[Start of DATA EXCERPTS]

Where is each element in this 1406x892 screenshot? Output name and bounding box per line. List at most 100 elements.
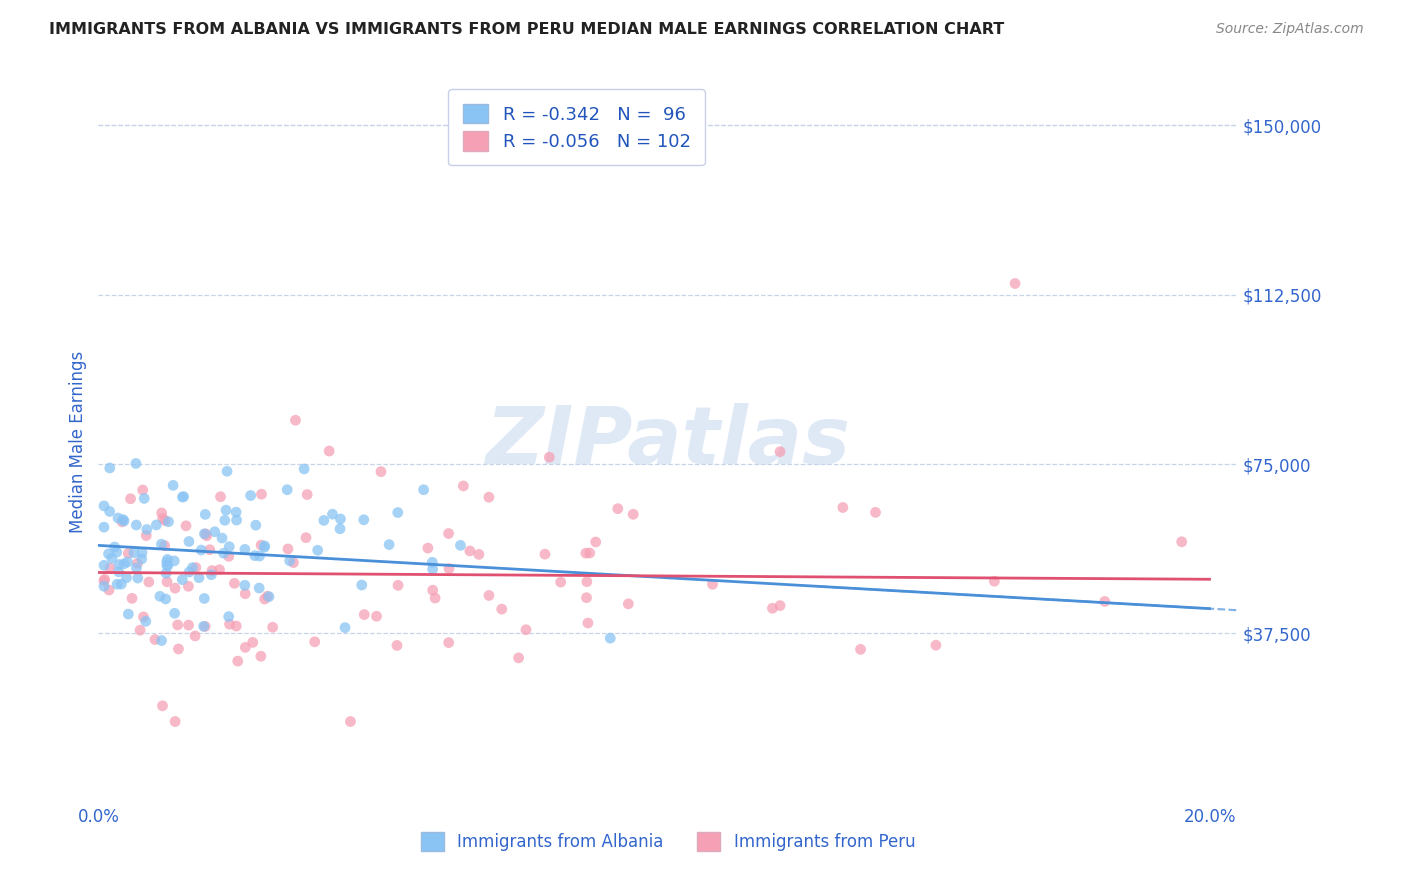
Point: [194, 508, 217, 522]
Point: [155, 592, 177, 607]
Point: [295, 487, 318, 501]
Point: [93, 579, 115, 593]
Point: [312, 513, 335, 527]
Point: [575, 591, 598, 605]
Point: [250, 487, 273, 501]
Point: [385, 639, 408, 653]
Point: [250, 649, 273, 664]
Point: [135, 528, 157, 542]
Point: [125, 518, 148, 533]
Point: [276, 483, 298, 497]
Point: [112, 557, 135, 571]
Point: [172, 573, 194, 587]
Point: [257, 590, 280, 604]
Point: [93, 574, 115, 588]
Point: [98, 582, 121, 597]
Point: [135, 615, 157, 629]
Point: [212, 546, 235, 560]
Point: [416, 541, 439, 555]
Point: [437, 526, 460, 541]
Point: [181, 560, 204, 574]
Y-axis label: Median Male Earnings: Median Male Earnings: [69, 351, 87, 533]
Point: [243, 549, 266, 563]
Point: [97, 547, 120, 561]
Point: [150, 506, 173, 520]
Point: [111, 515, 134, 529]
Point: [262, 620, 284, 634]
Point: [599, 631, 621, 645]
Point: [200, 567, 222, 582]
Point: [353, 607, 375, 622]
Point: [208, 563, 231, 577]
Point: [93, 558, 115, 573]
Point: [321, 507, 343, 521]
Point: [173, 490, 195, 504]
Point: [329, 512, 352, 526]
Point: [165, 714, 187, 729]
Point: [277, 541, 299, 556]
Point: [249, 549, 271, 563]
Point: [769, 444, 792, 458]
Point: [449, 538, 471, 552]
Point: [1170, 534, 1192, 549]
Point: [105, 577, 128, 591]
Point: [284, 413, 307, 427]
Point: [117, 546, 139, 560]
Point: [233, 640, 256, 655]
Point: [153, 514, 176, 528]
Point: [292, 462, 315, 476]
Point: [156, 555, 179, 569]
Point: [204, 524, 226, 539]
Point: [478, 589, 501, 603]
Point: [239, 489, 262, 503]
Point: [218, 617, 240, 632]
Point: [209, 490, 232, 504]
Point: [478, 490, 501, 504]
Point: [134, 491, 156, 506]
Point: [578, 546, 600, 560]
Point: [769, 599, 792, 613]
Point: [491, 602, 513, 616]
Point: [387, 506, 409, 520]
Point: [132, 610, 155, 624]
Point: [215, 464, 238, 478]
Point: [534, 547, 557, 561]
Point: [224, 576, 246, 591]
Point: [412, 483, 434, 497]
Point: [149, 590, 172, 604]
Point: [184, 560, 207, 574]
Point: [155, 566, 177, 581]
Point: [423, 591, 446, 605]
Point: [125, 457, 148, 471]
Point: [1004, 277, 1026, 291]
Point: [218, 609, 240, 624]
Point: [215, 503, 238, 517]
Point: [152, 698, 174, 713]
Point: [172, 490, 194, 504]
Point: [233, 542, 256, 557]
Point: [166, 618, 188, 632]
Point: [120, 491, 142, 506]
Point: [198, 542, 221, 557]
Point: [167, 642, 190, 657]
Point: [104, 540, 127, 554]
Point: [184, 629, 207, 643]
Point: [422, 562, 444, 576]
Point: [156, 552, 179, 566]
Point: [233, 587, 256, 601]
Point: [575, 574, 598, 589]
Point: [242, 635, 264, 649]
Point: [339, 714, 361, 729]
Point: [925, 638, 948, 652]
Point: [250, 538, 273, 552]
Point: [550, 575, 572, 590]
Point: [211, 531, 233, 545]
Point: [101, 551, 124, 566]
Point: [108, 558, 131, 572]
Point: [225, 619, 247, 633]
Point: [353, 513, 375, 527]
Point: [194, 527, 217, 541]
Point: [350, 578, 373, 592]
Point: [329, 522, 352, 536]
Point: [129, 623, 152, 637]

[End of DATA EXCERPTS]

# WORK INSTRUCTIONS
Arrange the lines in the entries above, starting with the line containing "Point: [194, 508, 217, 522]" and ending with the line containing "Point: [156, 555, 179, 569]", both included, as a JSON list of strings with one string per line and blank lines left out.

# FINAL RESULT
[
  "Point: [194, 508, 217, 522]",
  "Point: [155, 592, 177, 607]",
  "Point: [295, 487, 318, 501]",
  "Point: [93, 579, 115, 593]",
  "Point: [312, 513, 335, 527]",
  "Point: [575, 591, 598, 605]",
  "Point: [250, 487, 273, 501]",
  "Point: [385, 639, 408, 653]",
  "Point: [250, 649, 273, 664]",
  "Point: [135, 528, 157, 542]",
  "Point: [125, 518, 148, 533]",
  "Point: [276, 483, 298, 497]",
  "Point: [112, 557, 135, 571]",
  "Point: [172, 573, 194, 587]",
  "Point: [257, 590, 280, 604]",
  "Point: [93, 574, 115, 588]",
  "Point: [98, 582, 121, 597]",
  "Point: [135, 615, 157, 629]",
  "Point: [212, 546, 235, 560]",
  "Point: [416, 541, 439, 555]",
  "Point: [437, 526, 460, 541]",
  "Point: [181, 560, 204, 574]",
  "Y-axis label: Median Male Earnings: Median Male Earnings: [69, 351, 87, 533]",
  "Point: [243, 549, 266, 563]",
  "Point: [97, 547, 120, 561]",
  "Point: [150, 506, 173, 520]",
  "Point: [111, 515, 134, 529]",
  "Point: [262, 620, 284, 634]",
  "Point: [599, 631, 621, 645]",
  "Point: [200, 567, 222, 582]",
  "Point: [353, 607, 375, 622]",
  "Point: [208, 563, 231, 577]",
  "Point: [93, 558, 115, 573]",
  "Point: [321, 507, 343, 521]",
  "Point: [173, 490, 195, 504]",
  "Point: [329, 512, 352, 526]",
  "Point: [165, 714, 187, 729]",
  "Point: [277, 541, 299, 556]",
  "Point: [249, 549, 271, 563]",
  "Point: [769, 444, 792, 458]",
  "Point: [449, 538, 471, 552]",
  "Point: [1170, 534, 1192, 549]",
  "Point: [105, 577, 128, 591]",
  "Point: [284, 413, 307, 427]",
  "Point: [117, 546, 139, 560]",
  "Point: [233, 640, 256, 655]",
  "Point: [153, 514, 176, 528]",
  "Point: [292, 462, 315, 476]",
  "Point: [156, 555, 179, 569]"
]